**Task brief:** Extract every line from all of the records that follow and reproduce each one verbatim.

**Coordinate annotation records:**
⁂

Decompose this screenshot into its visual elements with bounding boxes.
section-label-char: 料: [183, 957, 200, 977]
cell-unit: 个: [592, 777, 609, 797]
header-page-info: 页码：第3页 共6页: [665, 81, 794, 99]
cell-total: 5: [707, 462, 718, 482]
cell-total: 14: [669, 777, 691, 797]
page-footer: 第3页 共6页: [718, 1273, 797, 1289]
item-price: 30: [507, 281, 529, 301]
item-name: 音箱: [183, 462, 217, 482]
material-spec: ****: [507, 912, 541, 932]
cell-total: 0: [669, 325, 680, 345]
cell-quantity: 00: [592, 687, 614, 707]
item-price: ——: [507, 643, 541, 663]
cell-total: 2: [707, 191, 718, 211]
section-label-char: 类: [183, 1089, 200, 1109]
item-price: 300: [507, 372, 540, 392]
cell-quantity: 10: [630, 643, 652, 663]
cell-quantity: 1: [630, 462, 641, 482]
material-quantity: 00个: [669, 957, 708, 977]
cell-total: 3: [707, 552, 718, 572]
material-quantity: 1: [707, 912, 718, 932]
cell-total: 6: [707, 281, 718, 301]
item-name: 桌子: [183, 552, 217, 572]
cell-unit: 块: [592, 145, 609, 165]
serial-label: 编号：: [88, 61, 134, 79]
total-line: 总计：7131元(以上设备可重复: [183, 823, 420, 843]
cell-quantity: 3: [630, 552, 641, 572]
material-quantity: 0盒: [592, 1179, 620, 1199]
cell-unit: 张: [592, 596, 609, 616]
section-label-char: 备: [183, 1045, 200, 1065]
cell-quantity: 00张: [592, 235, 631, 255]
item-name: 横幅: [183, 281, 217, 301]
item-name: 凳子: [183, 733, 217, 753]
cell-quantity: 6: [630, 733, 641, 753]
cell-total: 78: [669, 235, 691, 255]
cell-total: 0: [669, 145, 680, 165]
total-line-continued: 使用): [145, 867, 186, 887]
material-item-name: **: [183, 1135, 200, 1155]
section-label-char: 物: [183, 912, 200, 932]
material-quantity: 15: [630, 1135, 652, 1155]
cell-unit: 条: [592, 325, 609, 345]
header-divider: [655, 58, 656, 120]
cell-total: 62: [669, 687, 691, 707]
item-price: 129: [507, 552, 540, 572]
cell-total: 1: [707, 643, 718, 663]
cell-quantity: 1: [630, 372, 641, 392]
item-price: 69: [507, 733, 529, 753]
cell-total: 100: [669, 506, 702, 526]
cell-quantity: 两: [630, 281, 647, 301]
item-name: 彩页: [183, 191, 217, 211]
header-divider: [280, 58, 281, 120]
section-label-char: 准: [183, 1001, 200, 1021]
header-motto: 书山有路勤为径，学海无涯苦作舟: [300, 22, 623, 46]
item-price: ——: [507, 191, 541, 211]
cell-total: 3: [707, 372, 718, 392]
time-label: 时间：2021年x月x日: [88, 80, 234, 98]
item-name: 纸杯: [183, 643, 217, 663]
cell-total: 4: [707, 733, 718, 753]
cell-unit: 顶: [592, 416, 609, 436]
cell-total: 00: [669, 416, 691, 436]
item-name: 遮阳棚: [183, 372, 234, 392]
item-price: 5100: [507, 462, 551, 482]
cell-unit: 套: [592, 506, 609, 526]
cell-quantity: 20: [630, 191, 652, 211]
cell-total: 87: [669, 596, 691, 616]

⁂

**Exercise output:**
Decompose this screenshot into its visual elements with bounding boxes.
section-label-char: 料: [183, 957, 200, 977]
cell-unit: 个: [592, 777, 609, 797]
header-page-info: 页码：第3页 共6页: [665, 81, 794, 99]
cell-total: 5: [707, 462, 718, 482]
cell-total: 14: [669, 777, 691, 797]
page-footer: 第3页 共6页: [718, 1273, 797, 1289]
item-price: 30: [507, 281, 529, 301]
item-name: 音箱: [183, 462, 217, 482]
material-spec: ****: [507, 912, 541, 932]
cell-total: 0: [669, 325, 680, 345]
cell-quantity: 00: [592, 687, 614, 707]
item-price: ——: [507, 643, 541, 663]
cell-total: 2: [707, 191, 718, 211]
section-label-char: 类: [183, 1089, 200, 1109]
item-price: 300: [507, 372, 540, 392]
cell-quantity: 10: [630, 643, 652, 663]
cell-quantity: 1: [630, 462, 641, 482]
material-quantity: 00个: [669, 957, 708, 977]
cell-total: 3: [707, 552, 718, 572]
material-quantity: 1: [707, 912, 718, 932]
cell-total: 6: [707, 281, 718, 301]
item-name: 桌子: [183, 552, 217, 572]
cell-unit: 块: [592, 145, 609, 165]
serial-label: 编号：: [88, 61, 134, 79]
total-line: 总计：7131元(以上设备可重复: [183, 823, 420, 843]
cell-quantity: 3: [630, 552, 641, 572]
material-quantity: 0盒: [592, 1179, 620, 1199]
cell-unit: 张: [592, 596, 609, 616]
section-label-char: 备: [183, 1045, 200, 1065]
cell-quantity: 00张: [592, 235, 631, 255]
item-name: 横幅: [183, 281, 217, 301]
item-name: 凳子: [183, 733, 217, 753]
cell-quantity: 6: [630, 733, 641, 753]
cell-total: 78: [669, 235, 691, 255]
cell-total: 0: [669, 145, 680, 165]
total-line-continued: 使用): [145, 867, 186, 887]
material-item-name: **: [183, 1135, 200, 1155]
section-label-char: 物: [183, 912, 200, 932]
material-quantity: 15: [630, 1135, 652, 1155]
cell-unit: 条: [592, 325, 609, 345]
header-divider: [655, 58, 656, 120]
cell-total: 62: [669, 687, 691, 707]
item-price: 129: [507, 552, 540, 572]
cell-total: 1: [707, 643, 718, 663]
cell-quantity: 1: [630, 372, 641, 392]
item-price: 69: [507, 733, 529, 753]
cell-total: 100: [669, 506, 702, 526]
cell-quantity: 两: [630, 281, 647, 301]
item-name: 彩页: [183, 191, 217, 211]
header-divider: [280, 58, 281, 120]
section-label-char: 准: [183, 1001, 200, 1021]
header-motto: 书山有路勤为径，学海无涯苦作舟: [300, 22, 623, 46]
item-price: ——: [507, 191, 541, 211]
cell-total: 3: [707, 372, 718, 392]
time-label: 时间：2021年x月x日: [88, 80, 234, 98]
item-name: 纸杯: [183, 643, 217, 663]
cell-total: 4: [707, 733, 718, 753]
cell-unit: 顶: [592, 416, 609, 436]
cell-total: 00: [669, 416, 691, 436]
item-name: 遮阳棚: [183, 372, 234, 392]
item-price: 5100: [507, 462, 551, 482]
cell-unit: 套: [592, 506, 609, 526]
cell-quantity: 20: [630, 191, 652, 211]
cell-total: 87: [669, 596, 691, 616]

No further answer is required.